What is needed:
Without the pictures, return all of the material exactly as written.

Input material:
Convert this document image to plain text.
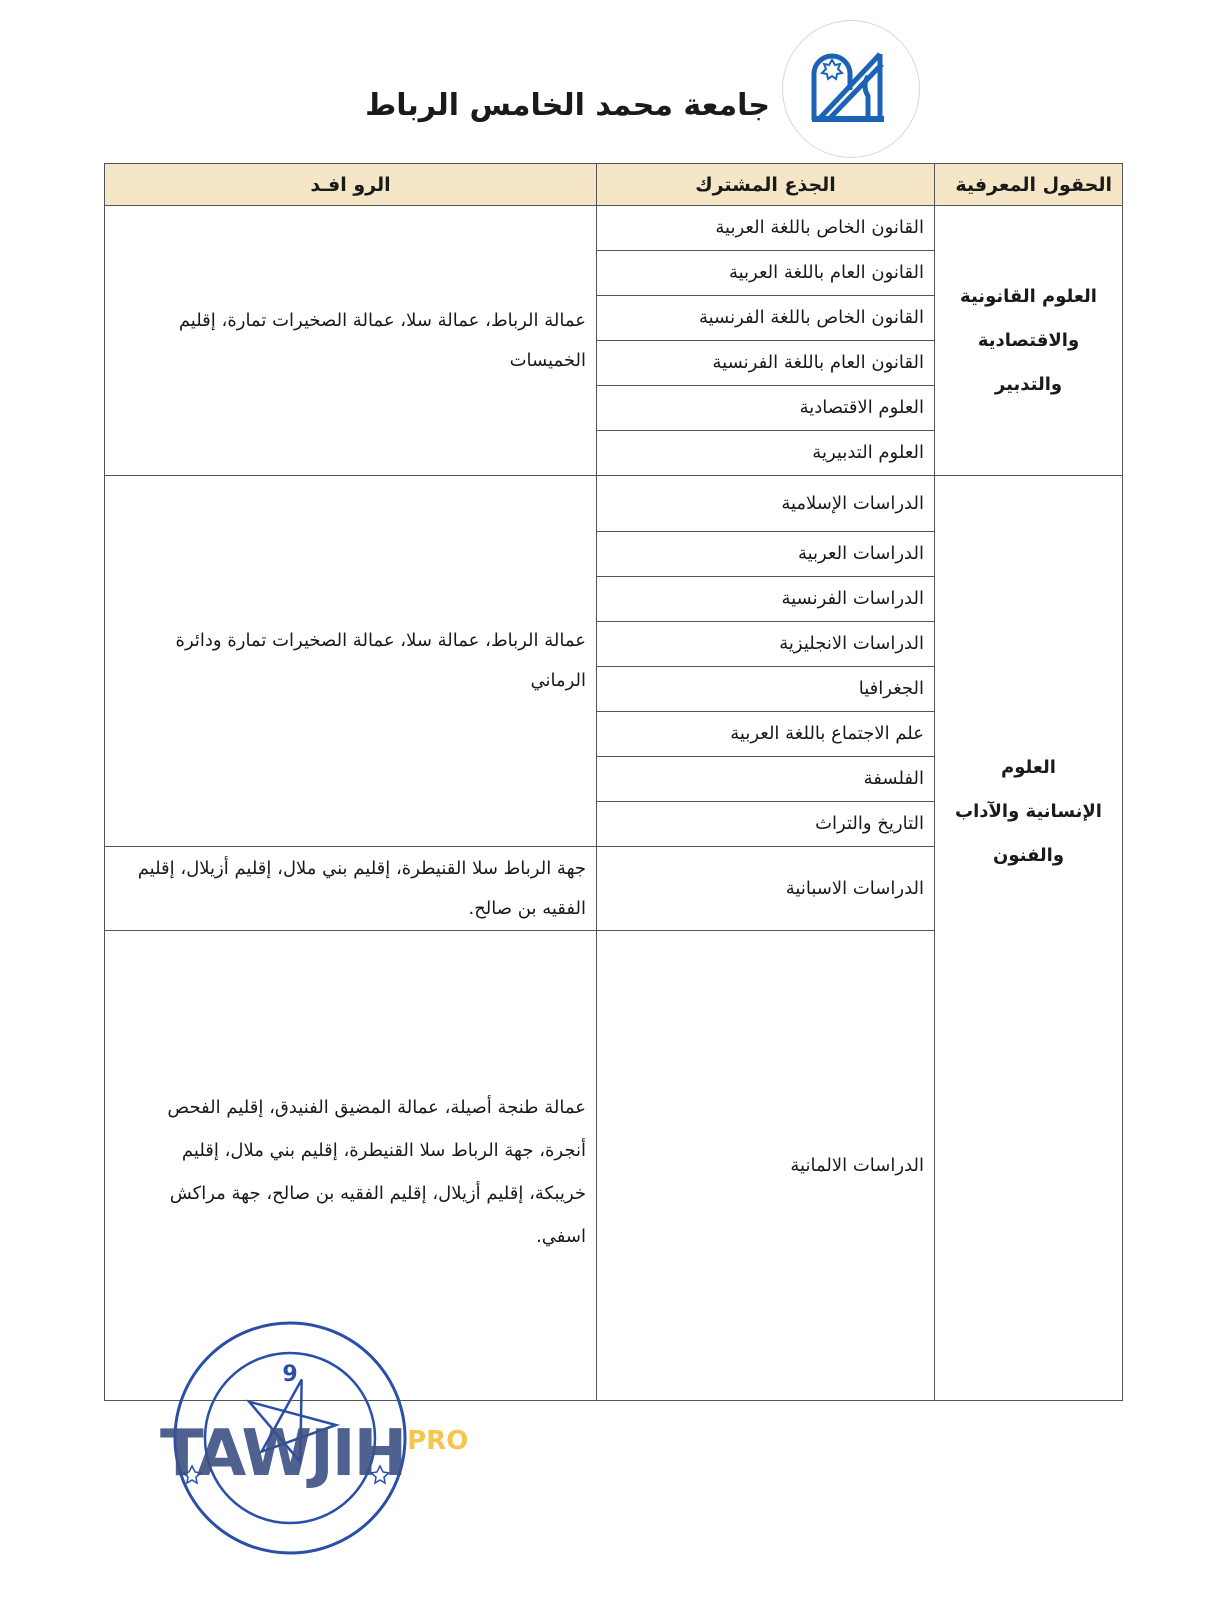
جامعة محمد الخامس الرباط
الحقول المعرفية	الجذع المشترك	الرو افـد

العلوم القانونية
والاقتصادية
والتدبير	القانون الخاص باللغة العربية	عمالة الرباط، عمالة سلا، عمالة الصخيرات تمارة، إقليم الخميسات
	القانون العام باللغة العربية	
	القانون الخاص باللغة الفرنسية	
	القانون العام باللغة الفرنسية	
	العلوم الاقتصادية	
	العلوم التدبيرية	

العلوم
الإنسانية والآداب
والفنون	الدراسات الإسلامية	عمالة الرباط، عمالة سلا، عمالة الصخيرات تمارة ودائرة الرماني
	الدراسات العربية	
	الدراسات الفرنسية	
	الدراسات الانجليزية	
	الجغرافيا	
	علم الاجتماع باللغة العربية	
	الفلسفة	
	التاريخ والتراث	
	الدراسات الاسبانية	جهة الرباط سلا القنيطرة، إقليم بني ملال، إقليم أزيلال، إقليم الفقيه بن صالح.
	الدراسات الالمانية	عمالة طنجة أصيلة، عمالة المضيق الفنيدق، إقليم الفحص أنجرة، جهة الرباط سلا القنيطرة، إقليم بني ملال، إقليم خريبكة، إقليم أزيلال، إقليم الفقيه بن صالح، جهة مراكش اسفي.
9
TAWJIHPRO
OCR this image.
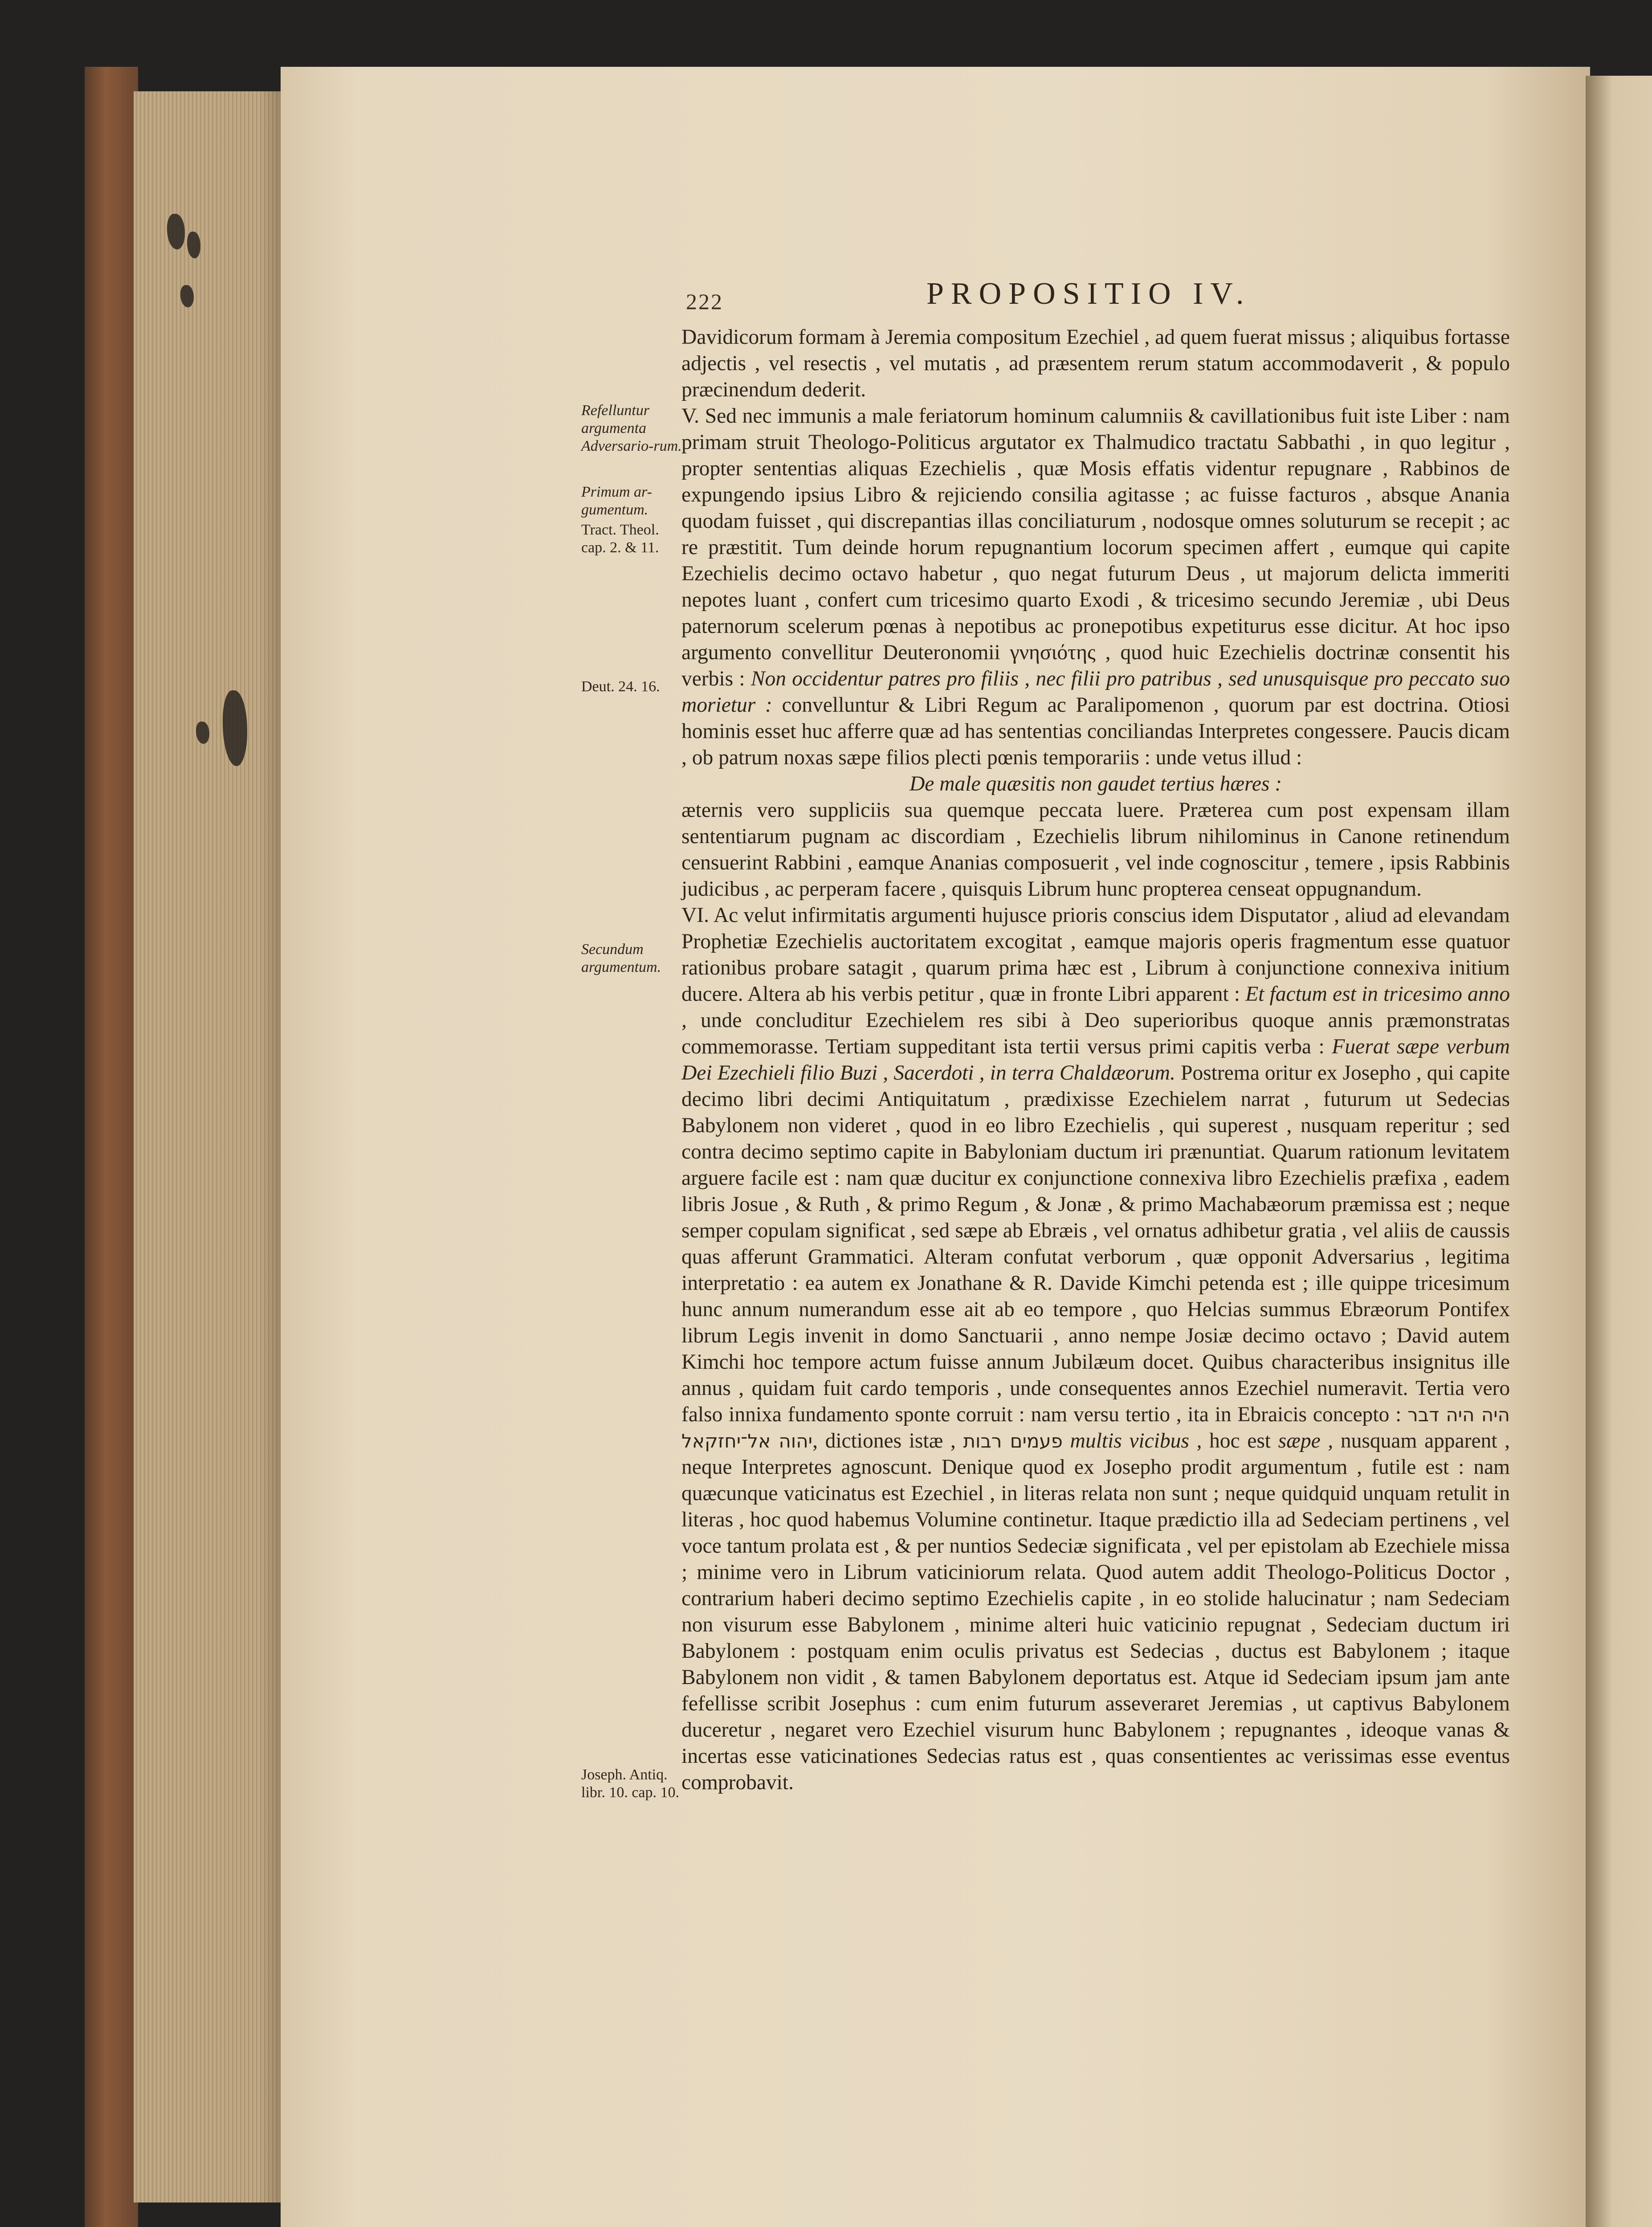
222	PROPOSITIO IV.
Refelluntur argumenta Adversario-rum.
Primum ar-gumentum.
Tract. Theol. cap. 2. & 11.
Deut. 24. 16.
Secundum argumentum.
Joseph. Antiq. libr. 10. cap. 10.

Davidicorum formam à Jeremia compositum Ezechiel , ad quem fuerat missus ; aliquibus fortasse adjectis , vel resectis , vel mutatis , ad præsentem rerum statum accommodaverit , & populo præcinendum dederit.

V. Sed nec immunis a male feriatorum hominum calumniis & cavillationibus fuit iste Liber : nam primam struit Theologo-Politicus argutator ex Thalmudico tractatu Sabbathi , in quo legitur , propter sententias aliquas Ezechielis , quæ Mosis effatis videntur repugnare , Rabbinos de expungendo ipsius Libro & rejiciendo consilia agitasse ; ac fuisse facturos , absque Anania quodam fuisset , qui discrepantias illas conciliaturum , nodosque omnes soluturum se recepit ; ac re præstitit. Tum deinde horum repugnantium locorum specimen affert , eumque qui capite Ezechielis decimo octavo habetur , quo negat futurum Deus , ut majorum delicta immeriti nepotes luant , confert cum tricesimo quarto Exodi , & tricesimo secundo Jeremiæ , ubi Deus paternorum scelerum pœnas à nepotibus ac pronepotibus expetiturus esse dicitur. At hoc ipso argumento convellitur Deuteronomii γνησιότης , quod huic Ezechielis doctrinæ consentit his verbis : Non occidentur patres pro filiis , nec filii pro patribus , sed unusquisque pro peccato suo morietur : convelluntur & Libri Regum ac Paralipomenon , quorum par est doctrina. Otiosi hominis esset huc afferre quæ ad has sententias conciliandas Interpretes congessere. Paucis dicam , ob patrum noxas sæpe filios plecti pœnis temporariis : unde vetus illud :

De male quæsitis non gaudet tertius hæres :

æternis vero suppliciis sua quemque peccata luere. Præterea cum post expensam illam sententiarum pugnam ac discordiam , Ezechielis librum nihilominus in Canone retinendum censuerint Rabbini , eamque Ananias composuerit , vel inde cognoscitur , temere , ipsis Rabbinis judicibus , ac perperam facere , quisquis Librum hunc propterea censeat oppugnandum.

VI. Ac velut infirmitatis argumenti hujusce prioris conscius idem Disputator , aliud ad elevandam Prophetiæ Ezechielis auctoritatem excogitat , eamque majoris operis fragmentum esse quatuor rationibus probare satagit , quarum prima hæc est , Librum à conjunctione connexiva initium ducere. Altera ab his verbis petitur , quæ in fronte Libri apparent : Et factum est in tricesimo anno , unde concluditur Ezechielem res sibi à Deo superioribus quoque annis præmonstratas commemorasse. Tertiam suppeditant ista tertii versus primi capitis verba : Fuerat sæpe verbum Dei Ezechieli filio Buzi , Sacerdoti , in terra Chaldæorum. Postrema oritur ex Josepho , qui capite decimo libri decimi Antiquitatum , prædixisse Ezechielem narrat , futurum ut Sedecias Babylonem non videret , quod in eo libro Ezechielis , qui superest , nusquam reperitur ; sed contra decimo septimo capite in Babyloniam ductum iri prænuntiat. Quarum rationum levitatem arguere facile est : nam quæ ducitur ex conjunctione connexiva libro Ezechielis præfixa , eadem libris Josue , & Ruth , & primo Regum , & Jonæ , & primo Machabæorum præmissa est ; neque semper copulam significat , sed sæpe ab Ebræis , vel ornatus adhibetur gratia , vel aliis de caussis quas afferunt Grammatici. Alteram confutat verborum , quæ opponit Adversarius , legitima interpretatio : ea autem ex Jonathane & R. Davide Kimchi petenda est ; ille quippe tricesimum hunc annum numerandum esse ait ab eo tempore , quo Helcias summus Ebræorum Pontifex librum Legis invenit in domo Sanctuarii , anno nempe Josiæ decimo octavo ; David autem Kimchi hoc tempore actum fuisse annum Jubilæum docet. Quibus characteribus insignitus ille annus , quidam fuit cardo temporis , unde consequentes annos Ezechiel numeravit. Tertia vero falso innixa fundamento sponte corruit : nam versu tertio , ita in Ebraicis concepto : היה היה דבר יהוה אל־יחזקאל, dictiones istæ , פעמים רבות multis vicibus , hoc est sæpe , nusquam apparent , neque Interpretes agnoscunt. Denique quod ex Josepho prodit argumentum , futile est : nam quæcunque vaticinatus est Ezechiel , in literas relata non sunt ; neque quidquid unquam retulit in literas , hoc quod habemus Volumine continetur. Itaque prædictio illa ad Sedeciam pertinens , vel voce tantum prolata est , & per nuntios Sedeciæ significata , vel per epistolam ab Ezechiele missa ; minime vero in Librum vaticiniorum relata. Quod autem addit Theologo-Politicus Doctor , contrarium haberi decimo septimo Ezechielis capite , in eo stolide halucinatur ; nam Sedeciam non visurum esse Babylonem , minime alteri huic vaticinio repugnat , Sedeciam ductum iri Babylonem : postquam enim oculis privatus est Sedecias , ductus est Babylonem ; itaque Babylonem non vidit , & tamen Babylonem deportatus est. Atque id Sedeciam ipsum jam ante fefellisse scribit Josephus : cum enim futurum asseveraret Jeremias , ut captivus Babylonem duceretur , negaret vero Ezechiel visurum hunc Babylonem ; repugnantes , ideoque vanas & incertas esse vaticinationes Sedecias ratus est , quas consentientes ac verissimas esse eventus comprobavit.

The solution:
Convert this document image to plain text.
جامعة محمد الخامس الرباط
الحقول المعرفية	الجذع المشترك	الرو افـد

العلوم القانونية
والاقتصادية
والتدبير	القانون الخاص باللغة العربية	عمالة الرباط، عمالة سلا، عمالة الصخيرات تمارة، إقليم الخميسات
	القانون العام باللغة العربية	
	القانون الخاص باللغة الفرنسية	
	القانون العام باللغة الفرنسية	
	العلوم الاقتصادية	
	العلوم التدبيرية	

العلوم
الإنسانية والآداب
والفنون	الدراسات الإسلامية	عمالة الرباط، عمالة سلا، عمالة الصخيرات تمارة ودائرة الرماني
	الدراسات العربية	
	الدراسات الفرنسية	
	الدراسات الانجليزية	
	الجغرافيا	
	علم الاجتماع باللغة العربية	
	الفلسفة	
	التاريخ والتراث	
	الدراسات الاسبانية	جهة الرباط سلا القنيطرة، إقليم بني ملال، إقليم أزيلال، إقليم الفقيه بن صالح.
	الدراسات الالمانية	عمالة طنجة أصيلة، عمالة المضيق الفنيدق، إقليم الفحص أنجرة، جهة الرباط سلا القنيطرة، إقليم بني ملال، إقليم خريبكة، إقليم أزيلال، إقليم الفقيه بن صالح، جهة مراكش اسفي.
9
TAWJIHPRO
OCR this image.
222	PROPOSITIO IV.
Refelluntur argumenta Adversario-rum.
Primum ar-gumentum.
Tract. Theol. cap. 2. & 11.
Deut. 24. 16.
Secundum argumentum.
Joseph. Antiq. libr. 10. cap. 10.

Davidicorum formam à Jeremia compositum Ezechiel , ad quem fuerat missus ; aliquibus fortasse adjectis , vel resectis , vel mutatis , ad præsentem rerum statum accommodaverit , & populo præcinendum dederit.

V. Sed nec immunis a male feriatorum hominum calumniis & cavillationibus fuit iste Liber : nam primam struit Theologo-Politicus argutator ex Thalmudico tractatu Sabbathi , in quo legitur , propter sententias aliquas Ezechielis , quæ Mosis effatis videntur repugnare , Rabbinos de expungendo ipsius Libro & rejiciendo consilia agitasse ; ac fuisse facturos , absque Anania quodam fuisset , qui discrepantias illas conciliaturum , nodosque omnes soluturum se recepit ; ac re præstitit. Tum deinde horum repugnantium locorum specimen affert , eumque qui capite Ezechielis decimo octavo habetur , quo negat futurum Deus , ut majorum delicta immeriti nepotes luant , confert cum tricesimo quarto Exodi , & tricesimo secundo Jeremiæ , ubi Deus paternorum scelerum pœnas à nepotibus ac pronepotibus expetiturus esse dicitur. At hoc ipso argumento convellitur Deuteronomii γνησιότης , quod huic Ezechielis doctrinæ consentit his verbis : Non occidentur patres pro filiis , nec filii pro patribus , sed unusquisque pro peccato suo morietur : convelluntur & Libri Regum ac Paralipomenon , quorum par est doctrina. Otiosi hominis esset huc afferre quæ ad has sententias conciliandas Interpretes congessere. Paucis dicam , ob patrum noxas sæpe filios plecti pœnis temporariis : unde vetus illud :

De male quæsitis non gaudet tertius hæres :

æternis vero suppliciis sua quemque peccata luere. Præterea cum post expensam illam sententiarum pugnam ac discordiam , Ezechielis librum nihilominus in Canone retinendum censuerint Rabbini , eamque Ananias composuerit , vel inde cognoscitur , temere , ipsis Rabbinis judicibus , ac perperam facere , quisquis Librum hunc propterea censeat oppugnandum.

VI. Ac velut infirmitatis argumenti hujusce prioris conscius idem Disputator , aliud ad elevandam Prophetiæ Ezechielis auctoritatem excogitat , eamque majoris operis fragmentum esse quatuor rationibus probare satagit , quarum prima hæc est , Librum à conjunctione connexiva initium ducere. Altera ab his verbis petitur , quæ in fronte Libri apparent : Et factum est in tricesimo anno , unde concluditur Ezechielem res sibi à Deo superioribus quoque annis præmonstratas commemorasse. Tertiam suppeditant ista tertii versus primi capitis verba : Fuerat sæpe verbum Dei Ezechieli filio Buzi , Sacerdoti , in terra Chaldæorum. Postrema oritur ex Josepho , qui capite decimo libri decimi Antiquitatum , prædixisse Ezechielem narrat , futurum ut Sedecias Babylonem non videret , quod in eo libro Ezechielis , qui superest , nusquam reperitur ; sed contra decimo septimo capite in Babyloniam ductum iri prænuntiat. Quarum rationum levitatem arguere facile est : nam quæ ducitur ex conjunctione connexiva libro Ezechielis præfixa , eadem libris Josue , & Ruth , & primo Regum , & Jonæ , & primo Machabæorum præmissa est ; neque semper copulam significat , sed sæpe ab Ebræis , vel ornatus adhibetur gratia , vel aliis de caussis quas afferunt Grammatici. Alteram confutat verborum , quæ opponit Adversarius , legitima interpretatio : ea autem ex Jonathane & R. Davide Kimchi petenda est ; ille quippe tricesimum hunc annum numerandum esse ait ab eo tempore , quo Helcias summus Ebræorum Pontifex librum Legis invenit in domo Sanctuarii , anno nempe Josiæ decimo octavo ; David autem Kimchi hoc tempore actum fuisse annum Jubilæum docet. Quibus characteribus insignitus ille annus , quidam fuit cardo temporis , unde consequentes annos Ezechiel numeravit. Tertia vero falso innixa fundamento sponte corruit : nam versu tertio , ita in Ebraicis concepto : היה היה דבר יהוה אל־יחזקאל, dictiones istæ , פעמים רבות multis vicibus , hoc est sæpe , nusquam apparent , neque Interpretes agnoscunt. Denique quod ex Josepho prodit argumentum , futile est : nam quæcunque vaticinatus est Ezechiel , in literas relata non sunt ; neque quidquid unquam retulit in literas , hoc quod habemus Volumine continetur. Itaque prædictio illa ad Sedeciam pertinens , vel voce tantum prolata est , & per nuntios Sedeciæ significata , vel per epistolam ab Ezechiele missa ; minime vero in Librum vaticiniorum relata. Quod autem addit Theologo-Politicus Doctor , contrarium haberi decimo septimo Ezechielis capite , in eo stolide halucinatur ; nam Sedeciam non visurum esse Babylonem , minime alteri huic vaticinio repugnat , Sedeciam ductum iri Babylonem : postquam enim oculis privatus est Sedecias , ductus est Babylonem ; itaque Babylonem non vidit , & tamen Babylonem deportatus est. Atque id Sedeciam ipsum jam ante fefellisse scribit Josephus : cum enim futurum asseveraret Jeremias , ut captivus Babylonem duceretur , negaret vero Ezechiel visurum hunc Babylonem ; repugnantes , ideoque vanas & incertas esse vaticinationes Sedecias ratus est , quas consentientes ac verissimas esse eventus comprobavit.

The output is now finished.